### WHAT THE TASK REQUIRES
Every entry here needs to be repeated exactly.

Stored data entries

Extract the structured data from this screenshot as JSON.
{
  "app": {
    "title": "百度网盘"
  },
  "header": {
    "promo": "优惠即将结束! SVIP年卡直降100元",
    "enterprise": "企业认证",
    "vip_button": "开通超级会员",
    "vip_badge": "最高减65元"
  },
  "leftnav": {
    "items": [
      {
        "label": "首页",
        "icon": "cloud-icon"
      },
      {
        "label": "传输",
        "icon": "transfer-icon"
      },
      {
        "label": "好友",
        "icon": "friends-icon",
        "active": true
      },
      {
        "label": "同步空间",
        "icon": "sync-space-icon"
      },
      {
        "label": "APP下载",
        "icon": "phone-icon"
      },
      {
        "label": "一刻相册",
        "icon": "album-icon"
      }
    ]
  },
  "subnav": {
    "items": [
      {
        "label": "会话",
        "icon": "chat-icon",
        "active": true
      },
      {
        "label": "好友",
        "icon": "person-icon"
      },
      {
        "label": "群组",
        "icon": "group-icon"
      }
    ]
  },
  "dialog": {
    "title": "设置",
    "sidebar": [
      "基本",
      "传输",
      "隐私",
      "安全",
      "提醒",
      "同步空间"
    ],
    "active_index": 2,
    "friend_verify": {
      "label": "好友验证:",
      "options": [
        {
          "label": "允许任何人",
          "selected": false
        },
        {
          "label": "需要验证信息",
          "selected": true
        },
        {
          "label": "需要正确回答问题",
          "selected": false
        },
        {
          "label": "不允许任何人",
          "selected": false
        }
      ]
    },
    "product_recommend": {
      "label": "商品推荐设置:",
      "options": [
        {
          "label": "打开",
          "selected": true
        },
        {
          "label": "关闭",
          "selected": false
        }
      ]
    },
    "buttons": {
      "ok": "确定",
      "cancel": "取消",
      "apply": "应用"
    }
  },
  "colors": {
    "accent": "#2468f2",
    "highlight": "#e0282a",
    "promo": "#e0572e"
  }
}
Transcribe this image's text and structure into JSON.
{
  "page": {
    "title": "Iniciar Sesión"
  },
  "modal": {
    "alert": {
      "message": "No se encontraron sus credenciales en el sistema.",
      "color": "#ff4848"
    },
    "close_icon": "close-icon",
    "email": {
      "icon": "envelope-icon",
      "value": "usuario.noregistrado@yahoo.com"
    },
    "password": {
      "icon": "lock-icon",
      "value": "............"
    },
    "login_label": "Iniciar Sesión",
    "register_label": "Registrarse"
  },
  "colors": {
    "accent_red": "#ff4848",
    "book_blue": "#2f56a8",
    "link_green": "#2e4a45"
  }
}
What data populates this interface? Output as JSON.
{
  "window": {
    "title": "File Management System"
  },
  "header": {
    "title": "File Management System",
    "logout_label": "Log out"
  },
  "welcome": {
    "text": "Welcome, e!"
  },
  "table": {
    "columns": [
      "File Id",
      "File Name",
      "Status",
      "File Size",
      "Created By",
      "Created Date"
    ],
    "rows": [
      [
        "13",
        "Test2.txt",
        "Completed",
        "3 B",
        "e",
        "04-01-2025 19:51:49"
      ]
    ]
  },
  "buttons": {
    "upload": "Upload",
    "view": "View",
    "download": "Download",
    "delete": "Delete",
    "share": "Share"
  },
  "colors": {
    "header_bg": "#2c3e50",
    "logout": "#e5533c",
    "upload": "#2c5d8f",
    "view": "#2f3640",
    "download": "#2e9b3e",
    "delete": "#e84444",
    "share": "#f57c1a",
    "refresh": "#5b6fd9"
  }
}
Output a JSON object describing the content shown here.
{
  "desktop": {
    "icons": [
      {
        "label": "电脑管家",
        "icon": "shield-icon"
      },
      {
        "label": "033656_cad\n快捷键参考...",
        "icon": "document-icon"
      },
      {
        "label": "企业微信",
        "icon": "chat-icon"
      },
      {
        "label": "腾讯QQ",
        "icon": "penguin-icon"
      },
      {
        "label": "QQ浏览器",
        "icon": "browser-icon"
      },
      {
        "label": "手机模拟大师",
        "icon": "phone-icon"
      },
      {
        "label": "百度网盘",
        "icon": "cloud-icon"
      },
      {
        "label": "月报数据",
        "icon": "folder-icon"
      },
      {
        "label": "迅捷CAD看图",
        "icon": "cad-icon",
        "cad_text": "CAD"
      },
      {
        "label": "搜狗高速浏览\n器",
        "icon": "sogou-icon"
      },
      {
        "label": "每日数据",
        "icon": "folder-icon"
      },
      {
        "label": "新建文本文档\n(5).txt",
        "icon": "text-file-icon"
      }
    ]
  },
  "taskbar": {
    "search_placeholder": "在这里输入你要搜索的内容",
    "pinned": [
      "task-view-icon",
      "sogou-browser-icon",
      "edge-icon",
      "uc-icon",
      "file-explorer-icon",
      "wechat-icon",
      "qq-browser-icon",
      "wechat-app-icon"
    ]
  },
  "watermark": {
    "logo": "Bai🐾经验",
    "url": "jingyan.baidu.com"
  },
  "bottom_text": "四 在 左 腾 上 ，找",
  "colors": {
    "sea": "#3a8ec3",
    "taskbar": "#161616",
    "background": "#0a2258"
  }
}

### ANSWER TO THIS PROBLEM
Extract the structured data from this screenshot as JSON.
{
  "app": {
    "title": "百度网盘"
  },
  "header": {
    "promo": "优惠即将结束! SVIP年卡直降100元",
    "enterprise": "企业认证",
    "vip_button": "开通超级会员",
    "vip_badge": "最高减65元"
  },
  "leftnav": {
    "items": [
      {
        "label": "首页",
        "icon": "cloud-icon"
      },
      {
        "label": "传输",
        "icon": "transfer-icon"
      },
      {
        "label": "好友",
        "icon": "friends-icon",
        "active": true
      },
      {
        "label": "同步空间",
        "icon": "sync-space-icon"
      },
      {
        "label": "APP下载",
        "icon": "phone-icon"
      },
      {
        "label": "一刻相册",
        "icon": "album-icon"
      }
    ]
  },
  "subnav": {
    "items": [
      {
        "label": "会话",
        "icon": "chat-icon",
        "active": true
      },
      {
        "label": "好友",
        "icon": "person-icon"
      },
      {
        "label": "群组",
        "icon": "group-icon"
      }
    ]
  },
  "dialog": {
    "title": "设置",
    "sidebar": [
      "基本",
      "传输",
      "隐私",
      "安全",
      "提醒",
      "同步空间"
    ],
    "active_index": 2,
    "friend_verify": {
      "label": "好友验证:",
      "options": [
        {
          "label": "允许任何人",
          "selected": false
        },
        {
          "label": "需要验证信息",
          "selected": true
        },
        {
          "label": "需要正确回答问题",
          "selected": false
        },
        {
          "label": "不允许任何人",
          "selected": false
        }
      ]
    },
    "product_recommend": {
      "label": "商品推荐设置:",
      "options": [
        {
          "label": "打开",
          "selected": true
        },
        {
          "label": "关闭",
          "selected": false
        }
      ]
    },
    "buttons": {
      "ok": "确定",
      "cancel": "取消",
      "apply": "应用"
    }
  },
  "colors": {
    "accent": "#2468f2",
    "highlight": "#e0282a",
    "promo": "#e0572e"
  }
}
Transcribe this image's text and structure into JSON.
{
  "page": {
    "title": "Iniciar Sesión"
  },
  "modal": {
    "alert": {
      "message": "No se encontraron sus credenciales en el sistema.",
      "color": "#ff4848"
    },
    "close_icon": "close-icon",
    "email": {
      "icon": "envelope-icon",
      "value": "usuario.noregistrado@yahoo.com"
    },
    "password": {
      "icon": "lock-icon",
      "value": "............"
    },
    "login_label": "Iniciar Sesión",
    "register_label": "Registrarse"
  },
  "colors": {
    "accent_red": "#ff4848",
    "book_blue": "#2f56a8",
    "link_green": "#2e4a45"
  }
}
What data populates this interface? Output as JSON.
{
  "window": {
    "title": "File Management System"
  },
  "header": {
    "title": "File Management System",
    "logout_label": "Log out"
  },
  "welcome": {
    "text": "Welcome, e!"
  },
  "table": {
    "columns": [
      "File Id",
      "File Name",
      "Status",
      "File Size",
      "Created By",
      "Created Date"
    ],
    "rows": [
      [
        "13",
        "Test2.txt",
        "Completed",
        "3 B",
        "e",
        "04-01-2025 19:51:49"
      ]
    ]
  },
  "buttons": {
    "upload": "Upload",
    "view": "View",
    "download": "Download",
    "delete": "Delete",
    "share": "Share"
  },
  "colors": {
    "header_bg": "#2c3e50",
    "logout": "#e5533c",
    "upload": "#2c5d8f",
    "view": "#2f3640",
    "download": "#2e9b3e",
    "delete": "#e84444",
    "share": "#f57c1a",
    "refresh": "#5b6fd9"
  }
}
Output a JSON object describing the content shown here.
{
  "desktop": {
    "icons": [
      {
        "label": "电脑管家",
        "icon": "shield-icon"
      },
      {
        "label": "033656_cad\n快捷键参考...",
        "icon": "document-icon"
      },
      {
        "label": "企业微信",
        "icon": "chat-icon"
      },
      {
        "label": "腾讯QQ",
        "icon": "penguin-icon"
      },
      {
        "label": "QQ浏览器",
        "icon": "browser-icon"
      },
      {
        "label": "手机模拟大师",
        "icon": "phone-icon"
      },
      {
        "label": "百度网盘",
        "icon": "cloud-icon"
      },
      {
        "label": "月报数据",
        "icon": "folder-icon"
      },
      {
        "label": "迅捷CAD看图",
        "icon": "cad-icon",
        "cad_text": "CAD"
      },
      {
        "label": "搜狗高速浏览\n器",
        "icon": "sogou-icon"
      },
      {
        "label": "每日数据",
        "icon": "folder-icon"
      },
      {
        "label": "新建文本文档\n(5).txt",
        "icon": "text-file-icon"
      }
    ]
  },
  "taskbar": {
    "search_placeholder": "在这里输入你要搜索的内容",
    "pinned": [
      "task-view-icon",
      "sogou-browser-icon",
      "edge-icon",
      "uc-icon",
      "file-explorer-icon",
      "wechat-icon",
      "qq-browser-icon",
      "wechat-app-icon"
    ]
  },
  "watermark": {
    "logo": "Bai🐾经验",
    "url": "jingyan.baidu.com"
  },
  "bottom_text": "四 在 左 腾 上 ，找",
  "colors": {
    "sea": "#3a8ec3",
    "taskbar": "#161616",
    "background": "#0a2258"
  }
}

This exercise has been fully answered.